◆ **Tasks for this exercise**
A) In the passage on the Supreme Court's new code of conduct, what value did ProPublica put on Clarence Thomas's yacht vacation?
B) Write out the stretch of the Supreme Court code passage from "Court Jester. After" through "were immediately mocked.", word for word.

◆ **Text to read**
Court Jester. After months of pressure and scandalous headlines, the Supreme Court released its first official “code of conduct” on Monday. However, the new ethics rules were so porous—literally unenforceable—that they were immediately mocked.
Ian Millhiser, a SCOTUS expert and Vox correspondent, noted that the new code is “so weak that it serves to legitimize Clarence Thomas’s corruption,” and “is literally worse than nothing.” For instance, Millhiser wrote, the rules officially legitimize Justice Clarence Thomas’s nine-day all-inclusive vacation on billionaire megadonor Harlan Crow’s yacht, a trip which ProPublica valued at possibly more than $500,000. He noted that the measures also reflect “a codification of principles” Thomas adhered to when his $270,000 RV purchase was backed by another conservative financier.
Former federal prosecutor Shan Wu, writing in The Daily Beast, said the rules were “too little, too late.” Wu noted there is no independent enforcement mechanism for violations, and slammed the nine justices’ “patronizing” joint statement bemoaning “the misunderstanding that the Justices of this Court, unlike all other jurists in this country, regard themselves as unrestricted by any ethics rules.”

◆ **Raw data**
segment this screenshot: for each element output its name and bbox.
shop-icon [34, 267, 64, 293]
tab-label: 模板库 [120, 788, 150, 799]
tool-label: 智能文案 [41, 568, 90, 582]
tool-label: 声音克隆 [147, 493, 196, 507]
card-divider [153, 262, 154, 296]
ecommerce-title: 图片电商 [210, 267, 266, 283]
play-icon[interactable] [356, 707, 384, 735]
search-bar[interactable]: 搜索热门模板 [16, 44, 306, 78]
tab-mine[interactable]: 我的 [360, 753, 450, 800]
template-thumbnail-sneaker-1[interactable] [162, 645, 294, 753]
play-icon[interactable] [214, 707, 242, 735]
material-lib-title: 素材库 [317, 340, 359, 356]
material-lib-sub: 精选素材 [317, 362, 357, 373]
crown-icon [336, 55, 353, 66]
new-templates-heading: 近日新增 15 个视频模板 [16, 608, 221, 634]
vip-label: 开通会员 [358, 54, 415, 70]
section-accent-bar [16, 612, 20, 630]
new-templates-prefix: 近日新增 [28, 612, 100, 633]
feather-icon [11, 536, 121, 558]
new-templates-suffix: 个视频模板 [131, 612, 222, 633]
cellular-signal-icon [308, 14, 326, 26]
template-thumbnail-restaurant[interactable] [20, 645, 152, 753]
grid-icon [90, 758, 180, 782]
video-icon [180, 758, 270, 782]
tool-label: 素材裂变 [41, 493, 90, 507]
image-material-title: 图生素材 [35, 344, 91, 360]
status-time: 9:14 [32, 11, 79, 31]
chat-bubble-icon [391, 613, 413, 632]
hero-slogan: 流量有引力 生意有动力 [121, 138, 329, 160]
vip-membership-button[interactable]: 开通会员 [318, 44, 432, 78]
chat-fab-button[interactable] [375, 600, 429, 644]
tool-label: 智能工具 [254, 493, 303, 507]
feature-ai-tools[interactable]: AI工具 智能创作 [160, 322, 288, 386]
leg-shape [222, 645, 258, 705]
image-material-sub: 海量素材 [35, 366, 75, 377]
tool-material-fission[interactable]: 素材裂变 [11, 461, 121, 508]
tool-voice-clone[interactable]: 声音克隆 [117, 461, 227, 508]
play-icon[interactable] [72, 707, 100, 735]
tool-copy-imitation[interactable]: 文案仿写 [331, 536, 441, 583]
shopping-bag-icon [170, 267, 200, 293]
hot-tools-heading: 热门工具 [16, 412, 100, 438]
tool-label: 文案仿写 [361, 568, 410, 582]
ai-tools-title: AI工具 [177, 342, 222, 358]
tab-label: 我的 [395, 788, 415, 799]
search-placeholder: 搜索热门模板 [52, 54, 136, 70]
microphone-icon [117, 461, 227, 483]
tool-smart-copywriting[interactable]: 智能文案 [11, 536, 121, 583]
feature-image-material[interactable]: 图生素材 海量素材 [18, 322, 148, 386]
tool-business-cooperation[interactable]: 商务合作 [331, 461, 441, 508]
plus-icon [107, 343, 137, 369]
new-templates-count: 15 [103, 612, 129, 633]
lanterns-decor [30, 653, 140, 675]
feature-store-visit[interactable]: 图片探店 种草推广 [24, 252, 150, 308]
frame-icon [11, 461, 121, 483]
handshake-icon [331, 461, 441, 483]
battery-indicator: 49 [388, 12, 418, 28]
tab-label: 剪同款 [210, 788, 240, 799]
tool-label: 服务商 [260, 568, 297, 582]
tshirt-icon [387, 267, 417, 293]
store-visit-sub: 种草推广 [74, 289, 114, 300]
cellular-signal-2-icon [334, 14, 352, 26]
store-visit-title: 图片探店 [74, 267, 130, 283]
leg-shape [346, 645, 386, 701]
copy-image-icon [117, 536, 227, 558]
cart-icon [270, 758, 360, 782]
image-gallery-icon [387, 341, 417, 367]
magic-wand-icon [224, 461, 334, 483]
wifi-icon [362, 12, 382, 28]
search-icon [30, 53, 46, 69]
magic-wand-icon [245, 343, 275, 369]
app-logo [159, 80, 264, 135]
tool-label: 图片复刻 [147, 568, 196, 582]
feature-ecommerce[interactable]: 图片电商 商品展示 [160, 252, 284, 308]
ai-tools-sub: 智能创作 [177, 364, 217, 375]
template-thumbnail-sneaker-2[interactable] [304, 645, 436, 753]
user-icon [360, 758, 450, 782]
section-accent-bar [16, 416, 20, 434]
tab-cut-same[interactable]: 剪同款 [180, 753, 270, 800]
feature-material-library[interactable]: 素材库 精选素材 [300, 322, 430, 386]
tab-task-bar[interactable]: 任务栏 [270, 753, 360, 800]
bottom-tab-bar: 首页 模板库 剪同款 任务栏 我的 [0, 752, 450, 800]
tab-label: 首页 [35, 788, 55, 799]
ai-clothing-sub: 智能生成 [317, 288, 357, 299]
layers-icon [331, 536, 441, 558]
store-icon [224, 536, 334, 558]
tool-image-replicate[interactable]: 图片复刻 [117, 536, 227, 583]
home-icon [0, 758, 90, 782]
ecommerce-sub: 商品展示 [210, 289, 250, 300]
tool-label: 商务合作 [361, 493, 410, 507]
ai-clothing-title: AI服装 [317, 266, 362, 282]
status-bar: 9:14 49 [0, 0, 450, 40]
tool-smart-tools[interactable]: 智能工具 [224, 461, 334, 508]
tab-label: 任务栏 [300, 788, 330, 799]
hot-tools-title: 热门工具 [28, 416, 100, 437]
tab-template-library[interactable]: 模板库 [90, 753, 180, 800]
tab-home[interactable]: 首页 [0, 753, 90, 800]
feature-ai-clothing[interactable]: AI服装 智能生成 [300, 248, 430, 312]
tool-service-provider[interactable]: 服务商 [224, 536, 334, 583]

◆ **Solutions to the exercise**
A) Possibly more than $500,000.

B)
Court Jester. After months of pressure and scandalous headlines, the Supreme Court released its first official “code of conduct” on Monday. However, the new ethics rules were so porous—literally unenforceable—that they were immediately mocked.